WHAT IS NEEDED
Reproduce the listing below character for character; drop every image.

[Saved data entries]
● ● ● ●
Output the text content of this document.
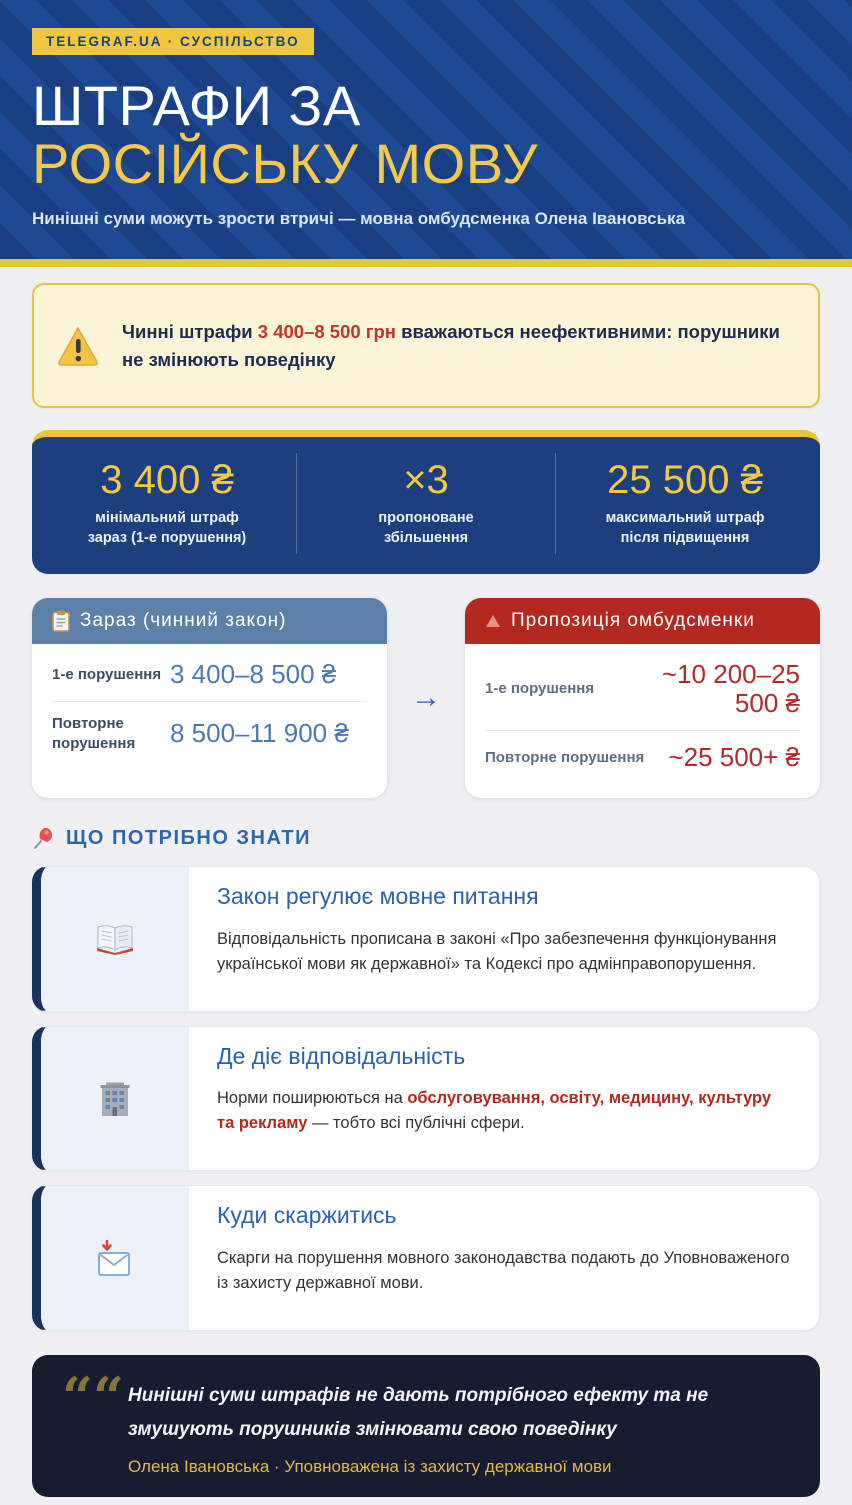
TELEGRAF.UA · СУСПІЛЬСТВО
ШТРАФИ ЗА
РОСІЙСЬКУ МОВУ
Нинішні суми можуть зрости втричі — мовна омбудсменка Олена Івановська

Чинні штрафи 3 400–8 500 грн вважаються неефективними: порушники не змінюють поведінку

3 400 ₴
мінімальний штраф
зараз (1-е порушення)
×3
пропоноване
збільшення
25 500 ₴
максимальний штраф
після підвищення
Зараз (чинний закон)
1-е порушення 3 400–8 500 ₴
Повторне порушення	8 500–11 900 ₴
→
Пропозиція омбудсменки
1-е порушення	~10 200–25 500 ₴
Повторне порушення ~25 500+ ₴
ЩО ПОТРІБНО ЗНАТИ
Закон регулює мовне питання

Відповідальність прописана в законі «Про забезпечення функціонування української мови як державної» та Кодексі про адмінправопорушення.

Де діє відповідальність

Норми поширюються на обслуговування, освіту, медицину, культуру та рекламу — тобто всі публічні сфери.

Куди скаржитись

Скарги на порушення мовного законодавства подають до Уповноваженого із захисту державної мови.

““ Нинішні суми штрафів не дають потрібного ефекту та не змушують порушників змінювати свою поведінку

Олена Івановська · Уповноважена із захисту державної мови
● ● ● ●
RESPONSE FOR THIS EXERCISE
Output the text content of this document.
TELEGRAF.UA · СУСПІЛЬСТВО
ШТРАФИ ЗА
РОСІЙСЬКУ МОВУ
Нинішні суми можуть зрости втричі — мовна омбудсменка Олена Івановська

Чинні штрафи 3 400–8 500 грн вважаються неефективними: порушники не змінюють поведінку

3 400 ₴
мінімальний штраф
зараз (1-е порушення)
×3
пропоноване
збільшення
25 500 ₴
максимальний штраф
після підвищення
Зараз (чинний закон)
1-е порушення 3 400–8 500 ₴
Повторне порушення	8 500–11 900 ₴
→
Пропозиція омбудсменки
1-е порушення	~10 200–25 500 ₴
Повторне порушення ~25 500+ ₴
ЩО ПОТРІБНО ЗНАТИ
Закон регулює мовне питання

Відповідальність прописана в законі «Про забезпечення функціонування української мови як державної» та Кодексі про адмінправопорушення.

Де діє відповідальність

Норми поширюються на обслуговування, освіту, медицину, культуру та рекламу — тобто всі публічні сфери.

Куди скаржитись

Скарги на порушення мовного законодавства подають до Уповноваженого із захисту державної мови.

““ Нинішні суми штрафів не дають потрібного ефекту та не змушують порушників змінювати свою поведінку

Олена Івановська · Уповноважена із захисту державної мови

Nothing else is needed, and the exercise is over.